(Saved data entries)

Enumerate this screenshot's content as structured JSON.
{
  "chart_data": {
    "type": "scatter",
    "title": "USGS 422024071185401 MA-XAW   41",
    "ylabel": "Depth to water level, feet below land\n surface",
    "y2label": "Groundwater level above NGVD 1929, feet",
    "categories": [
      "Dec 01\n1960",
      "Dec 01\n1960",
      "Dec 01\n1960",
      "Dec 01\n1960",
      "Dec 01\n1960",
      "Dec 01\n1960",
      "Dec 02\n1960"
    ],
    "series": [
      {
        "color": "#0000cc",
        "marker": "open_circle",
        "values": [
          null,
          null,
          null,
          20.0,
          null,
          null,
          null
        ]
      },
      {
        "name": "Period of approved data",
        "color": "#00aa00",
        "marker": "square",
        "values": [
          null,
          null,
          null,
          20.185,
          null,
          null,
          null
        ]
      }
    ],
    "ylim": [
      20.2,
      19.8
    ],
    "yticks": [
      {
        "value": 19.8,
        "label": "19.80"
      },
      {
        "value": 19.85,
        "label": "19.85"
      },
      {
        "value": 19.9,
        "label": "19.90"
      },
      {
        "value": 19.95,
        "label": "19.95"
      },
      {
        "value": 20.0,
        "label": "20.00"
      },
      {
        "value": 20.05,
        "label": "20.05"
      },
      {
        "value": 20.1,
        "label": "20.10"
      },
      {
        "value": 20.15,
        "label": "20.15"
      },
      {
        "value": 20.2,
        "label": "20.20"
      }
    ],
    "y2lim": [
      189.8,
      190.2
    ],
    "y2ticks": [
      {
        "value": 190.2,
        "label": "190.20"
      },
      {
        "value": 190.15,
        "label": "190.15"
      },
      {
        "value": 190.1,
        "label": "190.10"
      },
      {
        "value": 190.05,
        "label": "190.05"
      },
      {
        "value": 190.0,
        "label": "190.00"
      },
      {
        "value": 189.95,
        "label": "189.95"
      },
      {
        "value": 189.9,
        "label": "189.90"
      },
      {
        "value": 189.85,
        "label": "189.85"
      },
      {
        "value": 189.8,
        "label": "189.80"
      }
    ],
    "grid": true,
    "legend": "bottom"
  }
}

BRIEF:
Go through the entries above and pull out each line with "feet" in it.

RESULT OF THIS TASK:
    "ylabel": "Depth to water level, feet below land\n surface",
    "y2label": "Groundwater level above NGVD 1929, feet",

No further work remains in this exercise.